# Set task
Copy the data word for word, keeping every line.

--*--

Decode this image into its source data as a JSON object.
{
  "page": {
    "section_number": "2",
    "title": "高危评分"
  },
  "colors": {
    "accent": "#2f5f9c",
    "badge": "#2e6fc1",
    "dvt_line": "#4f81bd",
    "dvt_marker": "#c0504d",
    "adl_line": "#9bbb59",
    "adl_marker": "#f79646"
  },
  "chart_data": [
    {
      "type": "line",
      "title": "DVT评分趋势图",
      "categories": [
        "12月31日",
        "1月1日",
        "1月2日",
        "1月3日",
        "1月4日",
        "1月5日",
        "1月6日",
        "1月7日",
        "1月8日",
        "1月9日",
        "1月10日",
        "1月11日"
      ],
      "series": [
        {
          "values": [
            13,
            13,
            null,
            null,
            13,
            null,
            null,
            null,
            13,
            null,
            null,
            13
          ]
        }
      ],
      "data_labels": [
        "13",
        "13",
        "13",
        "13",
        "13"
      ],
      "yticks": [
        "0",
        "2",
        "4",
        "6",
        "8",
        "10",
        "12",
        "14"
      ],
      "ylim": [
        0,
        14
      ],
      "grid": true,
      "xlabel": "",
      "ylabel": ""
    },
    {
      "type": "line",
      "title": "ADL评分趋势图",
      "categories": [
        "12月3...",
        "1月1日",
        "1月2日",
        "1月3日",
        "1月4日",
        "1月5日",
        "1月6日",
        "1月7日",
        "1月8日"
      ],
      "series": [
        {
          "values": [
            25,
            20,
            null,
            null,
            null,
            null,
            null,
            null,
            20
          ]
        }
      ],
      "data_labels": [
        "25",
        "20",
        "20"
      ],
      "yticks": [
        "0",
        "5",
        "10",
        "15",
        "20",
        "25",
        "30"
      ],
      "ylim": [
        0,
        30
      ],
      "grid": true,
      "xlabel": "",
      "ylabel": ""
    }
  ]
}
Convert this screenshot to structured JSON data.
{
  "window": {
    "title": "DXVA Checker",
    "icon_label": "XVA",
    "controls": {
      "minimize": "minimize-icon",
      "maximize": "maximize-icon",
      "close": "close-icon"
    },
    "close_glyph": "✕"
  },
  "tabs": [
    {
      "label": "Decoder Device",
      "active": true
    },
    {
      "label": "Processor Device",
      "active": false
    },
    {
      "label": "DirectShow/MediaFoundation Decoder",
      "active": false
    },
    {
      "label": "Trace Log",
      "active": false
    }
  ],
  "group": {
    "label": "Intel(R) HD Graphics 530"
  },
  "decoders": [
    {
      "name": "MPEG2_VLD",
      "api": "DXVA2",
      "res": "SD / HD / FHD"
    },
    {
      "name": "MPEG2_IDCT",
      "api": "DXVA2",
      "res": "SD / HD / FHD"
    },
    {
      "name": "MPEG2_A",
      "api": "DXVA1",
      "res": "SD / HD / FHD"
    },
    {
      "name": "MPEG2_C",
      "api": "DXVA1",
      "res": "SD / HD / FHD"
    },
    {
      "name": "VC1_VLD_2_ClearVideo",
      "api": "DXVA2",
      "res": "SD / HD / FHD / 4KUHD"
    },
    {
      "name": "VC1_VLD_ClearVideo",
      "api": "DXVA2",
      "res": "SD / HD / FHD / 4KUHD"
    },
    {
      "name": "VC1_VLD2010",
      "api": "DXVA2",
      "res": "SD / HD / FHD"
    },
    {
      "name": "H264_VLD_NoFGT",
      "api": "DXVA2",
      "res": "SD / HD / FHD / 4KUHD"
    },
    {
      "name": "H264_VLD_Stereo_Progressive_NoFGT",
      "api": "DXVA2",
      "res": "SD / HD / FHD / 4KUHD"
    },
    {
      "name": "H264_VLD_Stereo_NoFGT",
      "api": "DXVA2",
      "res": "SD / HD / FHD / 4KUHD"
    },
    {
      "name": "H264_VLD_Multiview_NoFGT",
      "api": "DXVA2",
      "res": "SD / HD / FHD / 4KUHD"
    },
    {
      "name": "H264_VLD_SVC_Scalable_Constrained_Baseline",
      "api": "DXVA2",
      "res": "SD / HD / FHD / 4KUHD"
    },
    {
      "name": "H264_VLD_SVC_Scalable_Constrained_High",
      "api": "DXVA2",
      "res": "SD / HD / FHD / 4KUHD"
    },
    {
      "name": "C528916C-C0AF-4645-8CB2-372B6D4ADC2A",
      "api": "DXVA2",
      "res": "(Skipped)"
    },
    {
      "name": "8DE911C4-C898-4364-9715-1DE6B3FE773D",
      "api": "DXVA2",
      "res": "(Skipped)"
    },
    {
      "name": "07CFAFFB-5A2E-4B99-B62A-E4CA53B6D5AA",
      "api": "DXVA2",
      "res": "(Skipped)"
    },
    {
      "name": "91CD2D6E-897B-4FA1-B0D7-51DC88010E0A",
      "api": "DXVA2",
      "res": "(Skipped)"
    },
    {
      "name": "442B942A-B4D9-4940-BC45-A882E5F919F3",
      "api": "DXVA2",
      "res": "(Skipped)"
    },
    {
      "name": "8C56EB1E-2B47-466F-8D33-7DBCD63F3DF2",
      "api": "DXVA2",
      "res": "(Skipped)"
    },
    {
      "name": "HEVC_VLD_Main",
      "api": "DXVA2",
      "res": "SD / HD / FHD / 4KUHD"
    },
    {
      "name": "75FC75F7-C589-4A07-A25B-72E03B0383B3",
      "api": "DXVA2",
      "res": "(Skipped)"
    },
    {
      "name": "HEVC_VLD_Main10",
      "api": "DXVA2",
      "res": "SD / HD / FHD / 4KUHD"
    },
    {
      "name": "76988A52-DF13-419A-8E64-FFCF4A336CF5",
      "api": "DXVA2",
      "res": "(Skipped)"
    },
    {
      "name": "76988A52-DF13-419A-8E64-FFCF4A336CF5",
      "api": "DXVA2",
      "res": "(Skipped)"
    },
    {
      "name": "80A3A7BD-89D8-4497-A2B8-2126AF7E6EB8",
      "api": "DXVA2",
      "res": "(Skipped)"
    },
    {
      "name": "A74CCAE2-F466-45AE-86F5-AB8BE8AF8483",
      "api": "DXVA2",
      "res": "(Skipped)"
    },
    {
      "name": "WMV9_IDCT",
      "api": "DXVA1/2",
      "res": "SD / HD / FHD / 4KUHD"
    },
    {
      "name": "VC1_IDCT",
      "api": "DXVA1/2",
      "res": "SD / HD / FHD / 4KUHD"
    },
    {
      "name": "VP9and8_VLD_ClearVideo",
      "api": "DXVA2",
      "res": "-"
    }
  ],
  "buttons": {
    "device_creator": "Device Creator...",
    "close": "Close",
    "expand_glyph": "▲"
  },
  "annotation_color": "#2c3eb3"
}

--*--

# Solution for this exercise
Decode this image into its source data as a JSON object.
{
  "page": {
    "section_number": "2",
    "title": "高危评分"
  },
  "colors": {
    "accent": "#2f5f9c",
    "badge": "#2e6fc1",
    "dvt_line": "#4f81bd",
    "dvt_marker": "#c0504d",
    "adl_line": "#9bbb59",
    "adl_marker": "#f79646"
  },
  "chart_data": [
    {
      "type": "line",
      "title": "DVT评分趋势图",
      "categories": [
        "12月31日",
        "1月1日",
        "1月2日",
        "1月3日",
        "1月4日",
        "1月5日",
        "1月6日",
        "1月7日",
        "1月8日",
        "1月9日",
        "1月10日",
        "1月11日"
      ],
      "series": [
        {
          "values": [
            13,
            13,
            null,
            null,
            13,
            null,
            null,
            null,
            13,
            null,
            null,
            13
          ]
        }
      ],
      "data_labels": [
        "13",
        "13",
        "13",
        "13",
        "13"
      ],
      "yticks": [
        "0",
        "2",
        "4",
        "6",
        "8",
        "10",
        "12",
        "14"
      ],
      "ylim": [
        0,
        14
      ],
      "grid": true,
      "xlabel": "",
      "ylabel": ""
    },
    {
      "type": "line",
      "title": "ADL评分趋势图",
      "categories": [
        "12月3...",
        "1月1日",
        "1月2日",
        "1月3日",
        "1月4日",
        "1月5日",
        "1月6日",
        "1月7日",
        "1月8日"
      ],
      "series": [
        {
          "values": [
            25,
            20,
            null,
            null,
            null,
            null,
            null,
            null,
            20
          ]
        }
      ],
      "data_labels": [
        "25",
        "20",
        "20"
      ],
      "yticks": [
        "0",
        "5",
        "10",
        "15",
        "20",
        "25",
        "30"
      ],
      "ylim": [
        0,
        30
      ],
      "grid": true,
      "xlabel": "",
      "ylabel": ""
    }
  ]
}
Convert this screenshot to structured JSON data.
{
  "window": {
    "title": "DXVA Checker",
    "icon_label": "XVA",
    "controls": {
      "minimize": "minimize-icon",
      "maximize": "maximize-icon",
      "close": "close-icon"
    },
    "close_glyph": "✕"
  },
  "tabs": [
    {
      "label": "Decoder Device",
      "active": true
    },
    {
      "label": "Processor Device",
      "active": false
    },
    {
      "label": "DirectShow/MediaFoundation Decoder",
      "active": false
    },
    {
      "label": "Trace Log",
      "active": false
    }
  ],
  "group": {
    "label": "Intel(R) HD Graphics 530"
  },
  "decoders": [
    {
      "name": "MPEG2_VLD",
      "api": "DXVA2",
      "res": "SD / HD / FHD"
    },
    {
      "name": "MPEG2_IDCT",
      "api": "DXVA2",
      "res": "SD / HD / FHD"
    },
    {
      "name": "MPEG2_A",
      "api": "DXVA1",
      "res": "SD / HD / FHD"
    },
    {
      "name": "MPEG2_C",
      "api": "DXVA1",
      "res": "SD / HD / FHD"
    },
    {
      "name": "VC1_VLD_2_ClearVideo",
      "api": "DXVA2",
      "res": "SD / HD / FHD / 4KUHD"
    },
    {
      "name": "VC1_VLD_ClearVideo",
      "api": "DXVA2",
      "res": "SD / HD / FHD / 4KUHD"
    },
    {
      "name": "VC1_VLD2010",
      "api": "DXVA2",
      "res": "SD / HD / FHD"
    },
    {
      "name": "H264_VLD_NoFGT",
      "api": "DXVA2",
      "res": "SD / HD / FHD / 4KUHD"
    },
    {
      "name": "H264_VLD_Stereo_Progressive_NoFGT",
      "api": "DXVA2",
      "res": "SD / HD / FHD / 4KUHD"
    },
    {
      "name": "H264_VLD_Stereo_NoFGT",
      "api": "DXVA2",
      "res": "SD / HD / FHD / 4KUHD"
    },
    {
      "name": "H264_VLD_Multiview_NoFGT",
      "api": "DXVA2",
      "res": "SD / HD / FHD / 4KUHD"
    },
    {
      "name": "H264_VLD_SVC_Scalable_Constrained_Baseline",
      "api": "DXVA2",
      "res": "SD / HD / FHD / 4KUHD"
    },
    {
      "name": "H264_VLD_SVC_Scalable_Constrained_High",
      "api": "DXVA2",
      "res": "SD / HD / FHD / 4KUHD"
    },
    {
      "name": "C528916C-C0AF-4645-8CB2-372B6D4ADC2A",
      "api": "DXVA2",
      "res": "(Skipped)"
    },
    {
      "name": "8DE911C4-C898-4364-9715-1DE6B3FE773D",
      "api": "DXVA2",
      "res": "(Skipped)"
    },
    {
      "name": "07CFAFFB-5A2E-4B99-B62A-E4CA53B6D5AA",
      "api": "DXVA2",
      "res": "(Skipped)"
    },
    {
      "name": "91CD2D6E-897B-4FA1-B0D7-51DC88010E0A",
      "api": "DXVA2",
      "res": "(Skipped)"
    },
    {
      "name": "442B942A-B4D9-4940-BC45-A882E5F919F3",
      "api": "DXVA2",
      "res": "(Skipped)"
    },
    {
      "name": "8C56EB1E-2B47-466F-8D33-7DBCD63F3DF2",
      "api": "DXVA2",
      "res": "(Skipped)"
    },
    {
      "name": "HEVC_VLD_Main",
      "api": "DXVA2",
      "res": "SD / HD / FHD / 4KUHD"
    },
    {
      "name": "75FC75F7-C589-4A07-A25B-72E03B0383B3",
      "api": "DXVA2",
      "res": "(Skipped)"
    },
    {
      "name": "HEVC_VLD_Main10",
      "api": "DXVA2",
      "res": "SD / HD / FHD / 4KUHD"
    },
    {
      "name": "76988A52-DF13-419A-8E64-FFCF4A336CF5",
      "api": "DXVA2",
      "res": "(Skipped)"
    },
    {
      "name": "76988A52-DF13-419A-8E64-FFCF4A336CF5",
      "api": "DXVA2",
      "res": "(Skipped)"
    },
    {
      "name": "80A3A7BD-89D8-4497-A2B8-2126AF7E6EB8",
      "api": "DXVA2",
      "res": "(Skipped)"
    },
    {
      "name": "A74CCAE2-F466-45AE-86F5-AB8BE8AF8483",
      "api": "DXVA2",
      "res": "(Skipped)"
    },
    {
      "name": "WMV9_IDCT",
      "api": "DXVA1/2",
      "res": "SD / HD / FHD / 4KUHD"
    },
    {
      "name": "VC1_IDCT",
      "api": "DXVA1/2",
      "res": "SD / HD / FHD / 4KUHD"
    },
    {
      "name": "VP9and8_VLD_ClearVideo",
      "api": "DXVA2",
      "res": "-"
    }
  ],
  "buttons": {
    "device_creator": "Device Creator...",
    "close": "Close",
    "expand_glyph": "▲"
  },
  "annotation_color": "#2c3eb3"
}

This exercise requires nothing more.